| Exercise brief |
Provide only the number of lines in the data below that contain the string "ships".

(Extracted data entries)

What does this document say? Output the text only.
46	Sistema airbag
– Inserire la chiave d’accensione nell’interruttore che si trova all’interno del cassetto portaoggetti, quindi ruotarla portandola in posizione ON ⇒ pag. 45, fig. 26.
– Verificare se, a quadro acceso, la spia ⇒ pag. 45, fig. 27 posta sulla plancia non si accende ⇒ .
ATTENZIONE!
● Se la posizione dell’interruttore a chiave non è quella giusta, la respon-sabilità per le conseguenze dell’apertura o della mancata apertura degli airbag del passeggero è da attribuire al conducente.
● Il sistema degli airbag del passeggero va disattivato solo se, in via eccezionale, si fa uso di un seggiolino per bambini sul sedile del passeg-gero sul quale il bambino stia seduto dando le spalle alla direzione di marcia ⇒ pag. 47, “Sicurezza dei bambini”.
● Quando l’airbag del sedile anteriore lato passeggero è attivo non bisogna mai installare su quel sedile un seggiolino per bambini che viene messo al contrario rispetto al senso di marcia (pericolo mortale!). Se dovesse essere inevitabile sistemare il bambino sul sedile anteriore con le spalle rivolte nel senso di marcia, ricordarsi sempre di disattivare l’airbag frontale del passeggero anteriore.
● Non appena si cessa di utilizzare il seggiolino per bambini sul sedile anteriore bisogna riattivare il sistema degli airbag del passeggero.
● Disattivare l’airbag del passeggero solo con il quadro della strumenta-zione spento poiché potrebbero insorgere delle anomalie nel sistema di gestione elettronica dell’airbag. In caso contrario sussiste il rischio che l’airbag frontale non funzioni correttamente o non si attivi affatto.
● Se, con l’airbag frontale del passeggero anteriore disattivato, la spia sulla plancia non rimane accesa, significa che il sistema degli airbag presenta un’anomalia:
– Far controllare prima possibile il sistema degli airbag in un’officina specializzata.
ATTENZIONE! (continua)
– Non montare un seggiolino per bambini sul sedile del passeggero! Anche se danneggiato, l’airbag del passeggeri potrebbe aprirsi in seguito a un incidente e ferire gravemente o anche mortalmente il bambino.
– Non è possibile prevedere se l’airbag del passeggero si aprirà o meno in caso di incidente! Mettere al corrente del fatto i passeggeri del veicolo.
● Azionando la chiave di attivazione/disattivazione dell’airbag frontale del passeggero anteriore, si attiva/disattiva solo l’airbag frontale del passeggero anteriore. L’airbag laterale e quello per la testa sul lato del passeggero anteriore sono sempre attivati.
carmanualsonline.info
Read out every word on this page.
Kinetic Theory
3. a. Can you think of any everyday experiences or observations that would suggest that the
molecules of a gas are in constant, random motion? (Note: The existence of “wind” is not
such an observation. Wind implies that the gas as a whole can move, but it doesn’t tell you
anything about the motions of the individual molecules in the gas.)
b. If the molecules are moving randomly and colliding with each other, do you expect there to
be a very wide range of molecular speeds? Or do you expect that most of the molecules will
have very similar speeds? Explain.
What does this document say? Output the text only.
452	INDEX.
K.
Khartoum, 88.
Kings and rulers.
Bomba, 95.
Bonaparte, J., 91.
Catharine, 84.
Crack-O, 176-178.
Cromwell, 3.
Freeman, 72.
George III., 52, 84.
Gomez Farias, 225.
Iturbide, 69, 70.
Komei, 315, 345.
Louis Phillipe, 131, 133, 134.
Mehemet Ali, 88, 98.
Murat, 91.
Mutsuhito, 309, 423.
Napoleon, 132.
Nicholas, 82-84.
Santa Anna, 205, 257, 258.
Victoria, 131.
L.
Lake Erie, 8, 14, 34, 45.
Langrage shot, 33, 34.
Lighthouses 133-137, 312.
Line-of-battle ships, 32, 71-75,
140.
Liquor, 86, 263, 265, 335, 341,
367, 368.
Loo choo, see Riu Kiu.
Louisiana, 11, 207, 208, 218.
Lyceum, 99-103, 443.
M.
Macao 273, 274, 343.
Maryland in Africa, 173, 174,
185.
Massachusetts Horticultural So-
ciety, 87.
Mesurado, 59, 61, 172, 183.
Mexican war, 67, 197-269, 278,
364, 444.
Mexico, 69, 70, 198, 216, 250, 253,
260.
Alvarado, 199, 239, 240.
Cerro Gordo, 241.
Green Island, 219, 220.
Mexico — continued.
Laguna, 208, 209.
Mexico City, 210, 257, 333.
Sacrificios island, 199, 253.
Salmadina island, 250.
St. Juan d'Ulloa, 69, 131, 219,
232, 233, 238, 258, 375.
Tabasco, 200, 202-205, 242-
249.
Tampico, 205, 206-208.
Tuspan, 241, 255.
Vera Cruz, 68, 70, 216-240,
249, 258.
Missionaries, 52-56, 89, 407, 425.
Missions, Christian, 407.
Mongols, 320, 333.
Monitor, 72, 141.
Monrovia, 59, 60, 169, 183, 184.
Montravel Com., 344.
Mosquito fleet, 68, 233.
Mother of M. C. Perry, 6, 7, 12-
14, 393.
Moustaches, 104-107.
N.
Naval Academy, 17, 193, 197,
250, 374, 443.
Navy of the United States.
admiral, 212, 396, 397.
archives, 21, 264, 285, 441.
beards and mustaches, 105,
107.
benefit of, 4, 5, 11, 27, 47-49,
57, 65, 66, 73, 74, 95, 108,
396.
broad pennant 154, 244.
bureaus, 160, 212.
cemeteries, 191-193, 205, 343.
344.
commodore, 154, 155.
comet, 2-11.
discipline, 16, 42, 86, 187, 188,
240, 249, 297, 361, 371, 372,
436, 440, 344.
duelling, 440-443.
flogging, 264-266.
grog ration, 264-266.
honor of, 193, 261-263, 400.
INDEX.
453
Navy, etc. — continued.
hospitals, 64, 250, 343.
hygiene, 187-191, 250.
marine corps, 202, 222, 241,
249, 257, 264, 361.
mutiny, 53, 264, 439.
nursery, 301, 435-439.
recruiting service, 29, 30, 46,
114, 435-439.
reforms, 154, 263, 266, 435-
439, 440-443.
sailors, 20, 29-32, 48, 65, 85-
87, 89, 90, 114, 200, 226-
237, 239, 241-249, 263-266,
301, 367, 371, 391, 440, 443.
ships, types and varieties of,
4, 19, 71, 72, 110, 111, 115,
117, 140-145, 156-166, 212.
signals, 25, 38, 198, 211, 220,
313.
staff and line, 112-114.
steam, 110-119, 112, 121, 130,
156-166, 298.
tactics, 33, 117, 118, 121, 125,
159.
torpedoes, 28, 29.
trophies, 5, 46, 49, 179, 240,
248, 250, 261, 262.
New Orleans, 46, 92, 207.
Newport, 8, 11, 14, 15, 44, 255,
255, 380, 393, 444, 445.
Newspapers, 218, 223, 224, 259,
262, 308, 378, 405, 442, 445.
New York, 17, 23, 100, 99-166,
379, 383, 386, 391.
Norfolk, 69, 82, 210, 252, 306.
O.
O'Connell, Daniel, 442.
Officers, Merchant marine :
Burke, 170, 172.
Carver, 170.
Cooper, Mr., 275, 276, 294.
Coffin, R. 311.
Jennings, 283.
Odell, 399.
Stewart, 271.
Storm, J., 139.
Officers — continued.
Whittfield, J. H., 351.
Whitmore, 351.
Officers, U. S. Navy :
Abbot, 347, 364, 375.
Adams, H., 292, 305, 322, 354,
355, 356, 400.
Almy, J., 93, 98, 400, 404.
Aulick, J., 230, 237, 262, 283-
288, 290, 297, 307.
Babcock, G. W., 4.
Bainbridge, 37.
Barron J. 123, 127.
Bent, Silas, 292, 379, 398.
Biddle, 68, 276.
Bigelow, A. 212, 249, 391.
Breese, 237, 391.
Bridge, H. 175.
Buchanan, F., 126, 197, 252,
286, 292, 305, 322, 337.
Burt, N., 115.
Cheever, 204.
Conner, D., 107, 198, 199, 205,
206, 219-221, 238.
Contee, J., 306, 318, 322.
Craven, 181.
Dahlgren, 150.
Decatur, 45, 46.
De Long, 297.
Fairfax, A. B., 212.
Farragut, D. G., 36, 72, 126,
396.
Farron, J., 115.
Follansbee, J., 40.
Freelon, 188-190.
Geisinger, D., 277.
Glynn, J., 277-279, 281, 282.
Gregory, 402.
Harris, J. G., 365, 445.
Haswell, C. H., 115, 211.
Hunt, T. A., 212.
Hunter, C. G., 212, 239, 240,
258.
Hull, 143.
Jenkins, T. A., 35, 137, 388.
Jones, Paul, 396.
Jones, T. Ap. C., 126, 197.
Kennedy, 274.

| Solution for this problem |
2